**Records for processing:**
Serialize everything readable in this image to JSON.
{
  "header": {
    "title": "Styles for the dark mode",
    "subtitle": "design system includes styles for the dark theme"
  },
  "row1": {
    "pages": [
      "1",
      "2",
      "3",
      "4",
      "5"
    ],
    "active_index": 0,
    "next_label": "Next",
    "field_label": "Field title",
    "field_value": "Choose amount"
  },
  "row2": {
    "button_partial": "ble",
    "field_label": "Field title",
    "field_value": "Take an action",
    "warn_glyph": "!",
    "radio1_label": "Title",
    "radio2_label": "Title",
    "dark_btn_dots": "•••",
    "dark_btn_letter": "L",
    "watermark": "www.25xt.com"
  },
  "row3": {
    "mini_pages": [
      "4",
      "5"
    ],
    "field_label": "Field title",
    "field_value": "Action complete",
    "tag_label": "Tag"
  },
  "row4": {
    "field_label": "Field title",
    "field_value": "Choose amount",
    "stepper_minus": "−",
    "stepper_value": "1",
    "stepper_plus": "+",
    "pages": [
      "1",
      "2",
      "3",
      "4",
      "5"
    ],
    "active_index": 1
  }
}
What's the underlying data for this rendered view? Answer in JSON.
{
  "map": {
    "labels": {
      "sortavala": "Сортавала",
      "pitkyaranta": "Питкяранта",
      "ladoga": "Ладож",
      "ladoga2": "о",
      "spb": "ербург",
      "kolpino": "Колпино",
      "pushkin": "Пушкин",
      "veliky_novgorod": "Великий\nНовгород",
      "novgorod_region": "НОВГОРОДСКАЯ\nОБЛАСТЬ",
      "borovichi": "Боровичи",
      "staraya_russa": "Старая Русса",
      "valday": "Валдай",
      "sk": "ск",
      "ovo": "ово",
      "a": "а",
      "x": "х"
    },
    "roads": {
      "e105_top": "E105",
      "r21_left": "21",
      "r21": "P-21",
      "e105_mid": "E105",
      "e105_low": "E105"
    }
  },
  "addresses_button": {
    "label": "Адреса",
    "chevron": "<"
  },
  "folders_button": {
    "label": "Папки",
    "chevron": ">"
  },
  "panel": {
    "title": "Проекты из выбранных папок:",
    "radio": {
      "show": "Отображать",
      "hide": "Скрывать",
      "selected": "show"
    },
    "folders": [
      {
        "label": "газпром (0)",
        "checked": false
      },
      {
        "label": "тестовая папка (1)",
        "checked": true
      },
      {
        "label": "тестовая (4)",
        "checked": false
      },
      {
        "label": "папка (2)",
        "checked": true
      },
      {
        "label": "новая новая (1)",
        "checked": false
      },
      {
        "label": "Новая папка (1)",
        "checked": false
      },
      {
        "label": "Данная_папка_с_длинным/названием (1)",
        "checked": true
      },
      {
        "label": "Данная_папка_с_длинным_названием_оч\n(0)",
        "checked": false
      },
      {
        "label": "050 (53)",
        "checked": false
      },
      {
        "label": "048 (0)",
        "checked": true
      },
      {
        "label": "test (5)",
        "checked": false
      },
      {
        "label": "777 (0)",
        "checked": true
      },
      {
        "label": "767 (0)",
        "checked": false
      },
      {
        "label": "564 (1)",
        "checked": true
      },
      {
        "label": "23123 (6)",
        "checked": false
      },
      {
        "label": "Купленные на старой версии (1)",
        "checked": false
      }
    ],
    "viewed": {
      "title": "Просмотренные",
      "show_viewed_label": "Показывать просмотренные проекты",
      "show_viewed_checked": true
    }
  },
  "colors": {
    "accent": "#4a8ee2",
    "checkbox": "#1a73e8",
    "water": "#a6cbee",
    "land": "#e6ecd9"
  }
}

**Task requirements:**
All of the entries above need to be reproduced exactly.

**Task answer:**
Serialize everything readable in this image to JSON.
{
  "header": {
    "title": "Styles for the dark mode",
    "subtitle": "design system includes styles for the dark theme"
  },
  "row1": {
    "pages": [
      "1",
      "2",
      "3",
      "4",
      "5"
    ],
    "active_index": 0,
    "next_label": "Next",
    "field_label": "Field title",
    "field_value": "Choose amount"
  },
  "row2": {
    "button_partial": "ble",
    "field_label": "Field title",
    "field_value": "Take an action",
    "warn_glyph": "!",
    "radio1_label": "Title",
    "radio2_label": "Title",
    "dark_btn_dots": "•••",
    "dark_btn_letter": "L",
    "watermark": "www.25xt.com"
  },
  "row3": {
    "mini_pages": [
      "4",
      "5"
    ],
    "field_label": "Field title",
    "field_value": "Action complete",
    "tag_label": "Tag"
  },
  "row4": {
    "field_label": "Field title",
    "field_value": "Choose amount",
    "stepper_minus": "−",
    "stepper_value": "1",
    "stepper_plus": "+",
    "pages": [
      "1",
      "2",
      "3",
      "4",
      "5"
    ],
    "active_index": 1
  }
}
What's the underlying data for this rendered view? Answer in JSON.
{
  "map": {
    "labels": {
      "sortavala": "Сортавала",
      "pitkyaranta": "Питкяранта",
      "ladoga": "Ладож",
      "ladoga2": "о",
      "spb": "ербург",
      "kolpino": "Колпино",
      "pushkin": "Пушкин",
      "veliky_novgorod": "Великий\nНовгород",
      "novgorod_region": "НОВГОРОДСКАЯ\nОБЛАСТЬ",
      "borovichi": "Боровичи",
      "staraya_russa": "Старая Русса",
      "valday": "Валдай",
      "sk": "ск",
      "ovo": "ово",
      "a": "а",
      "x": "х"
    },
    "roads": {
      "e105_top": "E105",
      "r21_left": "21",
      "r21": "P-21",
      "e105_mid": "E105",
      "e105_low": "E105"
    }
  },
  "addresses_button": {
    "label": "Адреса",
    "chevron": "<"
  },
  "folders_button": {
    "label": "Папки",
    "chevron": ">"
  },
  "panel": {
    "title": "Проекты из выбранных папок:",
    "radio": {
      "show": "Отображать",
      "hide": "Скрывать",
      "selected": "show"
    },
    "folders": [
      {
        "label": "газпром (0)",
        "checked": false
      },
      {
        "label": "тестовая папка (1)",
        "checked": true
      },
      {
        "label": "тестовая (4)",
        "checked": false
      },
      {
        "label": "папка (2)",
        "checked": true
      },
      {
        "label": "новая новая (1)",
        "checked": false
      },
      {
        "label": "Новая папка (1)",
        "checked": false
      },
      {
        "label": "Данная_папка_с_длинным/названием (1)",
        "checked": true
      },
      {
        "label": "Данная_папка_с_длинным_названием_оч\n(0)",
        "checked": false
      },
      {
        "label": "050 (53)",
        "checked": false
      },
      {
        "label": "048 (0)",
        "checked": true
      },
      {
        "label": "test (5)",
        "checked": false
      },
      {
        "label": "777 (0)",
        "checked": true
      },
      {
        "label": "767 (0)",
        "checked": false
      },
      {
        "label": "564 (1)",
        "checked": true
      },
      {
        "label": "23123 (6)",
        "checked": false
      },
      {
        "label": "Купленные на старой версии (1)",
        "checked": false
      }
    ],
    "viewed": {
      "title": "Просмотренные",
      "show_viewed_label": "Показывать просмотренные проекты",
      "show_viewed_checked": true
    }
  },
  "colors": {
    "accent": "#4a8ee2",
    "checkbox": "#1a73e8",
    "water": "#a6cbee",
    "land": "#e6ecd9"
  }
}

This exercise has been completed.